[Material for this task]:
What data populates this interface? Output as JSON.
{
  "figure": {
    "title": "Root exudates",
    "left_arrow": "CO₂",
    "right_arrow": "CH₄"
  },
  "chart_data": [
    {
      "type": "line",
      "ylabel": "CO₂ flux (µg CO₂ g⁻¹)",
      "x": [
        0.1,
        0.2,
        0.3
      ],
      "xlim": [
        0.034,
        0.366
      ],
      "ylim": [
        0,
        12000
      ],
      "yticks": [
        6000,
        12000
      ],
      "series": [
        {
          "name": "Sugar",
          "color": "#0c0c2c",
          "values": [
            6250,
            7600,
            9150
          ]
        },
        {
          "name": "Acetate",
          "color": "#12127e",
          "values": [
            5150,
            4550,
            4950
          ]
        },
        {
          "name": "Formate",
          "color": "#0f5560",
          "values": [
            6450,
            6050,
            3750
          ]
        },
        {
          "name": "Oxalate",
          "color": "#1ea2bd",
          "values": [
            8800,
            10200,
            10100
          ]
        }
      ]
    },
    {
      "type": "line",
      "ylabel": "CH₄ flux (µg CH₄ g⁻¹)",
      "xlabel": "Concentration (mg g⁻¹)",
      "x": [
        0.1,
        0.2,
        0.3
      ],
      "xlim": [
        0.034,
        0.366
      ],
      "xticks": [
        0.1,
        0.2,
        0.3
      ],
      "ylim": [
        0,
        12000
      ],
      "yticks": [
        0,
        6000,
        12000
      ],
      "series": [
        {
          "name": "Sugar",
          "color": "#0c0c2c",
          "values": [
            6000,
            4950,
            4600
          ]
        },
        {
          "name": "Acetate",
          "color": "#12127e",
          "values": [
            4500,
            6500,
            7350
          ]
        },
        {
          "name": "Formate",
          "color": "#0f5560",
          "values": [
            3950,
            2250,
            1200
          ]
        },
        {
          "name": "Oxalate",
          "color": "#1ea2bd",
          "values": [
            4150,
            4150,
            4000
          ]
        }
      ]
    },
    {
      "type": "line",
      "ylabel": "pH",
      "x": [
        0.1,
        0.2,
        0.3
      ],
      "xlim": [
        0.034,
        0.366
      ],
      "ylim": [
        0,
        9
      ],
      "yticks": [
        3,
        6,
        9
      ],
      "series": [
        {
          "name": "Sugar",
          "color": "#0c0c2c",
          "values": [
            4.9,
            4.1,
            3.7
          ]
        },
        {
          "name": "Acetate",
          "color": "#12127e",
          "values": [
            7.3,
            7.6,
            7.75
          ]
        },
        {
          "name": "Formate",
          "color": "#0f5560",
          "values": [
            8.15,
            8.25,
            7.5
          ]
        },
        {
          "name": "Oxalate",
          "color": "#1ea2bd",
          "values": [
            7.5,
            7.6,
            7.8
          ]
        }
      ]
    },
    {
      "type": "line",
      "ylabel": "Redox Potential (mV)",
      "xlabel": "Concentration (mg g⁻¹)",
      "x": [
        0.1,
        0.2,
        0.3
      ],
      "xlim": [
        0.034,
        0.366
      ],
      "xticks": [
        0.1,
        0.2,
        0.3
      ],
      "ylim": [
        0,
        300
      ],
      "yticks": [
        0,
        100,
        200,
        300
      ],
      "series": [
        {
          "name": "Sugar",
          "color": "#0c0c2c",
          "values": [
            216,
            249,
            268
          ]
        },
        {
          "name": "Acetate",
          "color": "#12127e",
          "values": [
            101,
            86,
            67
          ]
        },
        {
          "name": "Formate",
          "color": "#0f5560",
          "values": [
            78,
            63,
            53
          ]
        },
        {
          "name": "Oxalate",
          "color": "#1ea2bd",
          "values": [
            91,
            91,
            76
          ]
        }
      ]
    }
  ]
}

[Stated task]: Exactly reproduce all of the entries.

[Answer below]:
What data populates this interface? Output as JSON.
{
  "figure": {
    "title": "Root exudates",
    "left_arrow": "CO₂",
    "right_arrow": "CH₄"
  },
  "chart_data": [
    {
      "type": "line",
      "ylabel": "CO₂ flux (µg CO₂ g⁻¹)",
      "x": [
        0.1,
        0.2,
        0.3
      ],
      "xlim": [
        0.034,
        0.366
      ],
      "ylim": [
        0,
        12000
      ],
      "yticks": [
        6000,
        12000
      ],
      "series": [
        {
          "name": "Sugar",
          "color": "#0c0c2c",
          "values": [
            6250,
            7600,
            9150
          ]
        },
        {
          "name": "Acetate",
          "color": "#12127e",
          "values": [
            5150,
            4550,
            4950
          ]
        },
        {
          "name": "Formate",
          "color": "#0f5560",
          "values": [
            6450,
            6050,
            3750
          ]
        },
        {
          "name": "Oxalate",
          "color": "#1ea2bd",
          "values": [
            8800,
            10200,
            10100
          ]
        }
      ]
    },
    {
      "type": "line",
      "ylabel": "CH₄ flux (µg CH₄ g⁻¹)",
      "xlabel": "Concentration (mg g⁻¹)",
      "x": [
        0.1,
        0.2,
        0.3
      ],
      "xlim": [
        0.034,
        0.366
      ],
      "xticks": [
        0.1,
        0.2,
        0.3
      ],
      "ylim": [
        0,
        12000
      ],
      "yticks": [
        0,
        6000,
        12000
      ],
      "series": [
        {
          "name": "Sugar",
          "color": "#0c0c2c",
          "values": [
            6000,
            4950,
            4600
          ]
        },
        {
          "name": "Acetate",
          "color": "#12127e",
          "values": [
            4500,
            6500,
            7350
          ]
        },
        {
          "name": "Formate",
          "color": "#0f5560",
          "values": [
            3950,
            2250,
            1200
          ]
        },
        {
          "name": "Oxalate",
          "color": "#1ea2bd",
          "values": [
            4150,
            4150,
            4000
          ]
        }
      ]
    },
    {
      "type": "line",
      "ylabel": "pH",
      "x": [
        0.1,
        0.2,
        0.3
      ],
      "xlim": [
        0.034,
        0.366
      ],
      "ylim": [
        0,
        9
      ],
      "yticks": [
        3,
        6,
        9
      ],
      "series": [
        {
          "name": "Sugar",
          "color": "#0c0c2c",
          "values": [
            4.9,
            4.1,
            3.7
          ]
        },
        {
          "name": "Acetate",
          "color": "#12127e",
          "values": [
            7.3,
            7.6,
            7.75
          ]
        },
        {
          "name": "Formate",
          "color": "#0f5560",
          "values": [
            8.15,
            8.25,
            7.5
          ]
        },
        {
          "name": "Oxalate",
          "color": "#1ea2bd",
          "values": [
            7.5,
            7.6,
            7.8
          ]
        }
      ]
    },
    {
      "type": "line",
      "ylabel": "Redox Potential (mV)",
      "xlabel": "Concentration (mg g⁻¹)",
      "x": [
        0.1,
        0.2,
        0.3
      ],
      "xlim": [
        0.034,
        0.366
      ],
      "xticks": [
        0.1,
        0.2,
        0.3
      ],
      "ylim": [
        0,
        300
      ],
      "yticks": [
        0,
        100,
        200,
        300
      ],
      "series": [
        {
          "name": "Sugar",
          "color": "#0c0c2c",
          "values": [
            216,
            249,
            268
          ]
        },
        {
          "name": "Acetate",
          "color": "#12127e",
          "values": [
            101,
            86,
            67
          ]
        },
        {
          "name": "Formate",
          "color": "#0f5560",
          "values": [
            78,
            63,
            53
          ]
        },
        {
          "name": "Oxalate",
          "color": "#1ea2bd",
          "values": [
            91,
            91,
            76
          ]
        }
      ]
    }
  ]
}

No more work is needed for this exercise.